> TEXT

Essay On Boston Tea Party

Boston Tea Party, the Key Event for the Revolutionary War

The Boston Tea Party was the key-event for the Revolutionary War. With this act, the colonists started the violent part of the revolution. It was the first try of the colonists, to rebel with violence against their own government. The following events were created by the snowball effect. There, all the colonists realized the first time, which they were treated wrong by the British government. It was an important step towards the independence dream, which was resting in the head of each colonist. They all flew from their mother country to start a new life in a new world, but the British government didn't give them the possibility by controlling them.

> EXTRACTED ENTRIES
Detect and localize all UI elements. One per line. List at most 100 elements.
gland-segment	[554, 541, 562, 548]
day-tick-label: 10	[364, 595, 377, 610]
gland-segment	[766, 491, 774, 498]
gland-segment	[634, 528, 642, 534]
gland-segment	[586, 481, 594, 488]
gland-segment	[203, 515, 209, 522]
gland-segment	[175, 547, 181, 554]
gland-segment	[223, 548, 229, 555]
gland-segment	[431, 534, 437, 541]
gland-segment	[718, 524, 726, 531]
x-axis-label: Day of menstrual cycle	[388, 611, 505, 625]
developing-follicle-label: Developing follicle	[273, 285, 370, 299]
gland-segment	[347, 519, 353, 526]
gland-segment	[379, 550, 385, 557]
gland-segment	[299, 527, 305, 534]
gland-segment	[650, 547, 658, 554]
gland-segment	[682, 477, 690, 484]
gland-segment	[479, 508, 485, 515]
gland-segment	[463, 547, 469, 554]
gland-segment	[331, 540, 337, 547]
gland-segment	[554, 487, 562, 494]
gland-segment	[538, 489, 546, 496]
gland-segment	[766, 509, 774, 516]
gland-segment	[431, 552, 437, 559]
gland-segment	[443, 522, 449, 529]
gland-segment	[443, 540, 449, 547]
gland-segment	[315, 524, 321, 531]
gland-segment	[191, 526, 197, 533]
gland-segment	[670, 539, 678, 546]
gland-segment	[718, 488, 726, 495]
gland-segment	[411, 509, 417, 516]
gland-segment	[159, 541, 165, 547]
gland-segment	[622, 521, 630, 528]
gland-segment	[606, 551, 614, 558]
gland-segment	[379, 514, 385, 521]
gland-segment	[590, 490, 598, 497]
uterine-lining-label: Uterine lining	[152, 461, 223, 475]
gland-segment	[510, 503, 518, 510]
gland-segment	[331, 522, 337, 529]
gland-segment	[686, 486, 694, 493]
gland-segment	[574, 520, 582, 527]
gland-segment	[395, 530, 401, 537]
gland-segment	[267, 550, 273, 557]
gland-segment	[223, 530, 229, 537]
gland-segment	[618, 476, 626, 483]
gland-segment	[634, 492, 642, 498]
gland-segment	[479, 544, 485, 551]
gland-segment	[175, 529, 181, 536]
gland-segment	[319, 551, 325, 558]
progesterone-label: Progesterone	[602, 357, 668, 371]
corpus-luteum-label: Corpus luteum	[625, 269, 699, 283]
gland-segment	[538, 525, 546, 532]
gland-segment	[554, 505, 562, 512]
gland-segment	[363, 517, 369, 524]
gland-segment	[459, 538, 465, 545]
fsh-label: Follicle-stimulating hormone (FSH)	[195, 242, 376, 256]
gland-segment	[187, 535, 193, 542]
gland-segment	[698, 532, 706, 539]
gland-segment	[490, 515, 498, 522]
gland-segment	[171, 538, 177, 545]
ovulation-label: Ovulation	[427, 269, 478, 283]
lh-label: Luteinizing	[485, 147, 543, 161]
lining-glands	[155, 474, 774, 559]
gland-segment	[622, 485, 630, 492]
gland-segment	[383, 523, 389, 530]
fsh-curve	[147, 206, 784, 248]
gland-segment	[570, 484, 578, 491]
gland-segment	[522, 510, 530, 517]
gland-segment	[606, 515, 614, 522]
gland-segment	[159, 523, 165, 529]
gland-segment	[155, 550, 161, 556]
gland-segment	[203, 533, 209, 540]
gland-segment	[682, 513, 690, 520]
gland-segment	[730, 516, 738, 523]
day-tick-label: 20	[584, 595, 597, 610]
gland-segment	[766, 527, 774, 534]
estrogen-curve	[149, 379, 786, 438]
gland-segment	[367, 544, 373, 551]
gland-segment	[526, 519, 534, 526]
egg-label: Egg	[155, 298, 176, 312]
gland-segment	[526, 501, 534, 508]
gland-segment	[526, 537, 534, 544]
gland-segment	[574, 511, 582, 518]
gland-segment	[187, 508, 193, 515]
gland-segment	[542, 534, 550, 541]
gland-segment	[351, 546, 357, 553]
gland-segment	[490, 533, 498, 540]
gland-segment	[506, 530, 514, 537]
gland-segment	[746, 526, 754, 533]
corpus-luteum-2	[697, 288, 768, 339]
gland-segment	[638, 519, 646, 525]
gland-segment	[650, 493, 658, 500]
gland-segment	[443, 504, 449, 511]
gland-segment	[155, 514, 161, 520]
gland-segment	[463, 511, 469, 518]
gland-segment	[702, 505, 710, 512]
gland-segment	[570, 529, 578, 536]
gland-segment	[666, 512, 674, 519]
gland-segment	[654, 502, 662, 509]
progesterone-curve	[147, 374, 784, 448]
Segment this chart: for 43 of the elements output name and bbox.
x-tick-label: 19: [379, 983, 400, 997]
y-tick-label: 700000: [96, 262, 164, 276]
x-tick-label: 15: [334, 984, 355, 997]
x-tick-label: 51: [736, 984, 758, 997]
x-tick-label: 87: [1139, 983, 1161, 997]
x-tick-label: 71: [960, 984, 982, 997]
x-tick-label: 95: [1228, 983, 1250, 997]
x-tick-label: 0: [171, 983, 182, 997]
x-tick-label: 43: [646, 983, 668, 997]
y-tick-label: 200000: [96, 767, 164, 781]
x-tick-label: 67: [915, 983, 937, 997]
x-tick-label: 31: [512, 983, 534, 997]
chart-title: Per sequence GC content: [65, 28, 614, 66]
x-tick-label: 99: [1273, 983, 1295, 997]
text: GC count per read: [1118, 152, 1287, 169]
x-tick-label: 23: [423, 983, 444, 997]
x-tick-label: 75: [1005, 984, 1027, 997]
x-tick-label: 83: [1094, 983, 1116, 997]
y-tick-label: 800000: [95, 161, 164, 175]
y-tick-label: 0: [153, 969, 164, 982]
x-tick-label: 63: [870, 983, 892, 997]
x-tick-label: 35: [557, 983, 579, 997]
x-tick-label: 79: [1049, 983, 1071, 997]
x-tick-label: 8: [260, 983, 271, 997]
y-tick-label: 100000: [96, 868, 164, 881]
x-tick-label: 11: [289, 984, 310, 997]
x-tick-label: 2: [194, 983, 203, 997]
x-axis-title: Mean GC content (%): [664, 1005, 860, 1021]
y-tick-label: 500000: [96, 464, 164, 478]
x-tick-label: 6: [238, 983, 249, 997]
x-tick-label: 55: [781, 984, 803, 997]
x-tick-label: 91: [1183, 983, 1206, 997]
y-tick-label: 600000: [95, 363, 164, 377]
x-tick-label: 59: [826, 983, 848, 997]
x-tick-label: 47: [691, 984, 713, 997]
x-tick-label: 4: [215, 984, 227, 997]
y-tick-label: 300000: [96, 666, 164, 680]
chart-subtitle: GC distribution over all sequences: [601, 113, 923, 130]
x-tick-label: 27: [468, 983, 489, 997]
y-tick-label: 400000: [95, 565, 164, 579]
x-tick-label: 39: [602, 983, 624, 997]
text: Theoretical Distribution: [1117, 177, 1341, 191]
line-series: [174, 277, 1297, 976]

> EXPLORE THE MATERIAL
1) Answer these questions using the Boston Tea Party essay.
(a) What does it call the Boston Tea Party in relation to the Revolutionary War?
(b) Against whom did the colonists try for the first time to rebel with violence?
(c) Where did the colonists go to start a new life?
2) Decide whether each statement agrees with the Boston Tea Party essay. Answer yes or no, and quote the words of the essay that settle it.
(a) The colonists began the violent part of the revolution with the Boston Tea Party.
(b) The colonists had rebelled with violence against their government many times before.
(c) The British government gave the colonists the chance to start a new life.
3) Write out the passage of the Boston Tea Party essay that begins at the words "Boston Tea Party, the" and stops after the words "by controlling them.".

> RESULTS OF THE EXERCISE
1)
(a) The key-event for the Revolutionary War.
(b) Against their own government.
(c) To a new world.

2)
(a) Yes: "With this act, the colonists started the violent part of the revolution."
(b) No: "It was the first try of the colonists, to rebel with violence against their own government."
(c) No: "the British government didn't give them the possibility by controlling them."

3)
Boston Tea Party, the Key Event for the Revolutionary War

The Boston Tea Party was the key-event for the Revolutionary War. With this act, the colonists started the violent part of the revolution. It was the first try of the colonists, to rebel with violence against their own government. The following events were created by the snowball effect. There, all the colonists realized the first time, which they were treated wrong by the British government. It was an important step towards the independence dream, which was resting in the head of each colonist. They all flew from their mother country to start a new life in a new world, but the British government didn't give them the possibility by controlling them.